Data supplied
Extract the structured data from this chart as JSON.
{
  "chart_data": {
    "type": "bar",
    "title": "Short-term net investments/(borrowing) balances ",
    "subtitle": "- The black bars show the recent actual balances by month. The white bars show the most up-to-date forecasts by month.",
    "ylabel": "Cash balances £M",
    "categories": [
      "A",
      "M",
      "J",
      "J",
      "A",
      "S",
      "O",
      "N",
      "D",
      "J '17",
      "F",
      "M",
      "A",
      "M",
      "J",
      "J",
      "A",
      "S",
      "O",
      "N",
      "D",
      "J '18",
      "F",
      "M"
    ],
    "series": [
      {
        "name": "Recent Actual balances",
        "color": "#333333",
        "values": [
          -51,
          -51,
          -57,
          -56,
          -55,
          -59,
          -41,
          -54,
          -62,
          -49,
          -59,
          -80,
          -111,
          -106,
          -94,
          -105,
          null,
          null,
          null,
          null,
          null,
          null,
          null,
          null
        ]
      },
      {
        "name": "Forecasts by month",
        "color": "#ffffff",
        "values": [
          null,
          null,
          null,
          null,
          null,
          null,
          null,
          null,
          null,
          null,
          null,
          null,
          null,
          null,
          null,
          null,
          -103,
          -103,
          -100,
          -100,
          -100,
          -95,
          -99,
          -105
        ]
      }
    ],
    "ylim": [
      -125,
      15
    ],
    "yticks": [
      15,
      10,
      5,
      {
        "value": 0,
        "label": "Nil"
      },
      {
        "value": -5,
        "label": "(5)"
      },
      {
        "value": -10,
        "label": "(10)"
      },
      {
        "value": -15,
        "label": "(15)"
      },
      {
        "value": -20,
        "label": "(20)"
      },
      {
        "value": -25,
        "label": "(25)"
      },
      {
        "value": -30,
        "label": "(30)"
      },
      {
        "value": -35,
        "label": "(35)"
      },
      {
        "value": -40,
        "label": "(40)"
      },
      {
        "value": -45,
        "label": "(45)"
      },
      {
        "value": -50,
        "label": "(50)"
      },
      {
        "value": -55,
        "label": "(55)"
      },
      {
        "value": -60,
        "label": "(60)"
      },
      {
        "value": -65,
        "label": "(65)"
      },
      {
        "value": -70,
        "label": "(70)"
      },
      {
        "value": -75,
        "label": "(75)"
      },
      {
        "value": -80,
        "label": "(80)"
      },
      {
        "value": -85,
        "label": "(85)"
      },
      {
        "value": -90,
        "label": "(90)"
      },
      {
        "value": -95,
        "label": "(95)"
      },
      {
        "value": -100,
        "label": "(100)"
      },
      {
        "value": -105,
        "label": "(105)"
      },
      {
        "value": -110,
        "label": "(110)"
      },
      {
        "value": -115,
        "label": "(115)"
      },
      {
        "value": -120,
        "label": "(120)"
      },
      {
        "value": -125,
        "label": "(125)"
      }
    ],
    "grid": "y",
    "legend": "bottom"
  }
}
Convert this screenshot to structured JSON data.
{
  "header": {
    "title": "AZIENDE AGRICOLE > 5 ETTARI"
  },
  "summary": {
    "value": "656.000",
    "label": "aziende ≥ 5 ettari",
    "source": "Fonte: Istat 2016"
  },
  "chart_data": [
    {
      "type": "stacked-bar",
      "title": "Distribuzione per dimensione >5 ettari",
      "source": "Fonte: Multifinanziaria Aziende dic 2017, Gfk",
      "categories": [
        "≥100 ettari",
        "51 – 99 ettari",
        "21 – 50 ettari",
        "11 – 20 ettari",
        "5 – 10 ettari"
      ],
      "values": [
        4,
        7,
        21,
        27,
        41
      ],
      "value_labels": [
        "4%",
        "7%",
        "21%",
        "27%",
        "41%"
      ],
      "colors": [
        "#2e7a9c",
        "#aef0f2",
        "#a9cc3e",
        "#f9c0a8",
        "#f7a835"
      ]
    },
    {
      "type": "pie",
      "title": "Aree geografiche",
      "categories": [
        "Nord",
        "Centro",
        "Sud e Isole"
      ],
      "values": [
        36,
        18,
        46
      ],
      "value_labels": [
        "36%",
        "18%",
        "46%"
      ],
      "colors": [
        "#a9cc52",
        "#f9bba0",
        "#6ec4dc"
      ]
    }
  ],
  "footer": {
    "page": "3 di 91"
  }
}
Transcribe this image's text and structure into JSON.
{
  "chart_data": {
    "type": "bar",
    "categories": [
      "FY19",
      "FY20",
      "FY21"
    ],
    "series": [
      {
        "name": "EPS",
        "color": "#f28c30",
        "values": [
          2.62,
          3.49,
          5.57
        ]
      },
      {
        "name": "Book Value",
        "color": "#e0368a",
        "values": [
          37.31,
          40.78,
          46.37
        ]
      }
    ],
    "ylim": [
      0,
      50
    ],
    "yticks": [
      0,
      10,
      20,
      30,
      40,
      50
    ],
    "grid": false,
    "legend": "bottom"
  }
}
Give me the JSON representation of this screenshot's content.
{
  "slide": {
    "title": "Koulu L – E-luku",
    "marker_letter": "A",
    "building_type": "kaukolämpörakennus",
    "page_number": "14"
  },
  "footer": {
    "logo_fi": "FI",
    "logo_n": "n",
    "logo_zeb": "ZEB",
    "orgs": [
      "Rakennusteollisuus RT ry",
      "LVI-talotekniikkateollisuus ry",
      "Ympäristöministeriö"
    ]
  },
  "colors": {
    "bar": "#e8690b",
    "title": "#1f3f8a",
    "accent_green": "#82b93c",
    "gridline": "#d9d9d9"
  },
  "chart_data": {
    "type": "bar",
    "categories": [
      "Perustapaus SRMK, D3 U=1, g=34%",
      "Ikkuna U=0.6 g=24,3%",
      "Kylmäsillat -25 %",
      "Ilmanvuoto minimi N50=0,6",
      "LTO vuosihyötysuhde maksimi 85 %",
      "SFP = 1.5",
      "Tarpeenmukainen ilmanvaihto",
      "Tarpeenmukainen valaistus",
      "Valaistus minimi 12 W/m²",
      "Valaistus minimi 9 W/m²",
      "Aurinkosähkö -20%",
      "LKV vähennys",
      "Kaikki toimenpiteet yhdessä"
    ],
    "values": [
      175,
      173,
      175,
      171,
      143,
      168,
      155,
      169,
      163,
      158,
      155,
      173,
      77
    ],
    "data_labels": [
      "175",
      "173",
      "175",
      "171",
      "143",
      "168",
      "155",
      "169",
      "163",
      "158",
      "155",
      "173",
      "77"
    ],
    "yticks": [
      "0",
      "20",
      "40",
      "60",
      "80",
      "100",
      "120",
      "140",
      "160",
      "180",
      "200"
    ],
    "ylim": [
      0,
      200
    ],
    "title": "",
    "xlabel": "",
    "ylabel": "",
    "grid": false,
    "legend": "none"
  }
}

Exercise brief
Output all of the data again. Match it exactly.

The solution
Extract the structured data from this chart as JSON.
{
  "chart_data": {
    "type": "bar",
    "title": "Short-term net investments/(borrowing) balances ",
    "subtitle": "- The black bars show the recent actual balances by month. The white bars show the most up-to-date forecasts by month.",
    "ylabel": "Cash balances £M",
    "categories": [
      "A",
      "M",
      "J",
      "J",
      "A",
      "S",
      "O",
      "N",
      "D",
      "J '17",
      "F",
      "M",
      "A",
      "M",
      "J",
      "J",
      "A",
      "S",
      "O",
      "N",
      "D",
      "J '18",
      "F",
      "M"
    ],
    "series": [
      {
        "name": "Recent Actual balances",
        "color": "#333333",
        "values": [
          -51,
          -51,
          -57,
          -56,
          -55,
          -59,
          -41,
          -54,
          -62,
          -49,
          -59,
          -80,
          -111,
          -106,
          -94,
          -105,
          null,
          null,
          null,
          null,
          null,
          null,
          null,
          null
        ]
      },
      {
        "name": "Forecasts by month",
        "color": "#ffffff",
        "values": [
          null,
          null,
          null,
          null,
          null,
          null,
          null,
          null,
          null,
          null,
          null,
          null,
          null,
          null,
          null,
          null,
          -103,
          -103,
          -100,
          -100,
          -100,
          -95,
          -99,
          -105
        ]
      }
    ],
    "ylim": [
      -125,
      15
    ],
    "yticks": [
      15,
      10,
      5,
      {
        "value": 0,
        "label": "Nil"
      },
      {
        "value": -5,
        "label": "(5)"
      },
      {
        "value": -10,
        "label": "(10)"
      },
      {
        "value": -15,
        "label": "(15)"
      },
      {
        "value": -20,
        "label": "(20)"
      },
      {
        "value": -25,
        "label": "(25)"
      },
      {
        "value": -30,
        "label": "(30)"
      },
      {
        "value": -35,
        "label": "(35)"
      },
      {
        "value": -40,
        "label": "(40)"
      },
      {
        "value": -45,
        "label": "(45)"
      },
      {
        "value": -50,
        "label": "(50)"
      },
      {
        "value": -55,
        "label": "(55)"
      },
      {
        "value": -60,
        "label": "(60)"
      },
      {
        "value": -65,
        "label": "(65)"
      },
      {
        "value": -70,
        "label": "(70)"
      },
      {
        "value": -75,
        "label": "(75)"
      },
      {
        "value": -80,
        "label": "(80)"
      },
      {
        "value": -85,
        "label": "(85)"
      },
      {
        "value": -90,
        "label": "(90)"
      },
      {
        "value": -95,
        "label": "(95)"
      },
      {
        "value": -100,
        "label": "(100)"
      },
      {
        "value": -105,
        "label": "(105)"
      },
      {
        "value": -110,
        "label": "(110)"
      },
      {
        "value": -115,
        "label": "(115)"
      },
      {
        "value": -120,
        "label": "(120)"
      },
      {
        "value": -125,
        "label": "(125)"
      }
    ],
    "grid": "y",
    "legend": "bottom"
  }
}
Convert this screenshot to structured JSON data.
{
  "header": {
    "title": "AZIENDE AGRICOLE > 5 ETTARI"
  },
  "summary": {
    "value": "656.000",
    "label": "aziende ≥ 5 ettari",
    "source": "Fonte: Istat 2016"
  },
  "chart_data": [
    {
      "type": "stacked-bar",
      "title": "Distribuzione per dimensione >5 ettari",
      "source": "Fonte: Multifinanziaria Aziende dic 2017, Gfk",
      "categories": [
        "≥100 ettari",
        "51 – 99 ettari",
        "21 – 50 ettari",
        "11 – 20 ettari",
        "5 – 10 ettari"
      ],
      "values": [
        4,
        7,
        21,
        27,
        41
      ],
      "value_labels": [
        "4%",
        "7%",
        "21%",
        "27%",
        "41%"
      ],
      "colors": [
        "#2e7a9c",
        "#aef0f2",
        "#a9cc3e",
        "#f9c0a8",
        "#f7a835"
      ]
    },
    {
      "type": "pie",
      "title": "Aree geografiche",
      "categories": [
        "Nord",
        "Centro",
        "Sud e Isole"
      ],
      "values": [
        36,
        18,
        46
      ],
      "value_labels": [
        "36%",
        "18%",
        "46%"
      ],
      "colors": [
        "#a9cc52",
        "#f9bba0",
        "#6ec4dc"
      ]
    }
  ],
  "footer": {
    "page": "3 di 91"
  }
}
Transcribe this image's text and structure into JSON.
{
  "chart_data": {
    "type": "bar",
    "categories": [
      "FY19",
      "FY20",
      "FY21"
    ],
    "series": [
      {
        "name": "EPS",
        "color": "#f28c30",
        "values": [
          2.62,
          3.49,
          5.57
        ]
      },
      {
        "name": "Book Value",
        "color": "#e0368a",
        "values": [
          37.31,
          40.78,
          46.37
        ]
      }
    ],
    "ylim": [
      0,
      50
    ],
    "yticks": [
      0,
      10,
      20,
      30,
      40,
      50
    ],
    "grid": false,
    "legend": "bottom"
  }
}
Give me the JSON representation of this screenshot's content.
{
  "slide": {
    "title": "Koulu L – E-luku",
    "marker_letter": "A",
    "building_type": "kaukolämpörakennus",
    "page_number": "14"
  },
  "footer": {
    "logo_fi": "FI",
    "logo_n": "n",
    "logo_zeb": "ZEB",
    "orgs": [
      "Rakennusteollisuus RT ry",
      "LVI-talotekniikkateollisuus ry",
      "Ympäristöministeriö"
    ]
  },
  "colors": {
    "bar": "#e8690b",
    "title": "#1f3f8a",
    "accent_green": "#82b93c",
    "gridline": "#d9d9d9"
  },
  "chart_data": {
    "type": "bar",
    "categories": [
      "Perustapaus SRMK, D3 U=1, g=34%",
      "Ikkuna U=0.6 g=24,3%",
      "Kylmäsillat -25 %",
      "Ilmanvuoto minimi N50=0,6",
      "LTO vuosihyötysuhde maksimi 85 %",
      "SFP = 1.5",
      "Tarpeenmukainen ilmanvaihto",
      "Tarpeenmukainen valaistus",
      "Valaistus minimi 12 W/m²",
      "Valaistus minimi 9 W/m²",
      "Aurinkosähkö -20%",
      "LKV vähennys",
      "Kaikki toimenpiteet yhdessä"
    ],
    "values": [
      175,
      173,
      175,
      171,
      143,
      168,
      155,
      169,
      163,
      158,
      155,
      173,
      77
    ],
    "data_labels": [
      "175",
      "173",
      "175",
      "171",
      "143",
      "168",
      "155",
      "169",
      "163",
      "158",
      "155",
      "173",
      "77"
    ],
    "yticks": [
      "0",
      "20",
      "40",
      "60",
      "80",
      "100",
      "120",
      "140",
      "160",
      "180",
      "200"
    ],
    "ylim": [
      0,
      200
    ],
    "title": "",
    "xlabel": "",
    "ylabel": "",
    "grid": false,
    "legend": "none"
  }
}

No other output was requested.